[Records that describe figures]
* * * * * * * * *
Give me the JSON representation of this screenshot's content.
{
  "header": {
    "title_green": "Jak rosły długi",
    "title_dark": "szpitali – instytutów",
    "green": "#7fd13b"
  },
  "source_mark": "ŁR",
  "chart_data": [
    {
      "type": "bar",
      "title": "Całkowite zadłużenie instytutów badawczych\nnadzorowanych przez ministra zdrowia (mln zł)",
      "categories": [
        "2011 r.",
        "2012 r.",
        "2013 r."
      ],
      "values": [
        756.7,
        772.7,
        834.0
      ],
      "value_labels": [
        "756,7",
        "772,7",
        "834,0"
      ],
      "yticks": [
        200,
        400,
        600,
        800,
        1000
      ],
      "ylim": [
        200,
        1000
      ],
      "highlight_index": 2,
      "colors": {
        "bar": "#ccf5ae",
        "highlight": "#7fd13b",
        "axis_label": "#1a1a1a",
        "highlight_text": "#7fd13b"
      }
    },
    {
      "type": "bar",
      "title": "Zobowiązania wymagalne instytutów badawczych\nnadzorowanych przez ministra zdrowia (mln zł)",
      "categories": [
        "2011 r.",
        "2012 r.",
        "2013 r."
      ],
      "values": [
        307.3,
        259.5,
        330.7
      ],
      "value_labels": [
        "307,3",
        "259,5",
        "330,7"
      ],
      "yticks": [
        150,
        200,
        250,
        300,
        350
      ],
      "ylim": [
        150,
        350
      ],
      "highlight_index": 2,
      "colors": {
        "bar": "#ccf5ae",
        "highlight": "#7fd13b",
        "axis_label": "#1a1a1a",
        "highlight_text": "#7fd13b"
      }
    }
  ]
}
* * * * * * * * *
**WORK INSTRUCTIONS**
Extract all the material, leaving every line as it is.

**COMPLETE ANSWER**
Give me the JSON representation of this screenshot's content.
{
  "header": {
    "title_green": "Jak rosły długi",
    "title_dark": "szpitali – instytutów",
    "green": "#7fd13b"
  },
  "source_mark": "ŁR",
  "chart_data": [
    {
      "type": "bar",
      "title": "Całkowite zadłużenie instytutów badawczych\nnadzorowanych przez ministra zdrowia (mln zł)",
      "categories": [
        "2011 r.",
        "2012 r.",
        "2013 r."
      ],
      "values": [
        756.7,
        772.7,
        834.0
      ],
      "value_labels": [
        "756,7",
        "772,7",
        "834,0"
      ],
      "yticks": [
        200,
        400,
        600,
        800,
        1000
      ],
      "ylim": [
        200,
        1000
      ],
      "highlight_index": 2,
      "colors": {
        "bar": "#ccf5ae",
        "highlight": "#7fd13b",
        "axis_label": "#1a1a1a",
        "highlight_text": "#7fd13b"
      }
    },
    {
      "type": "bar",
      "title": "Zobowiązania wymagalne instytutów badawczych\nnadzorowanych przez ministra zdrowia (mln zł)",
      "categories": [
        "2011 r.",
        "2012 r.",
        "2013 r."
      ],
      "values": [
        307.3,
        259.5,
        330.7
      ],
      "value_labels": [
        "307,3",
        "259,5",
        "330,7"
      ],
      "yticks": [
        150,
        200,
        250,
        300,
        350
      ],
      "ylim": [
        150,
        350
      ],
      "highlight_index": 2,
      "colors": {
        "bar": "#ccf5ae",
        "highlight": "#7fd13b",
        "axis_label": "#1a1a1a",
        "highlight_text": "#7fd13b"
      }
    }
  ]
}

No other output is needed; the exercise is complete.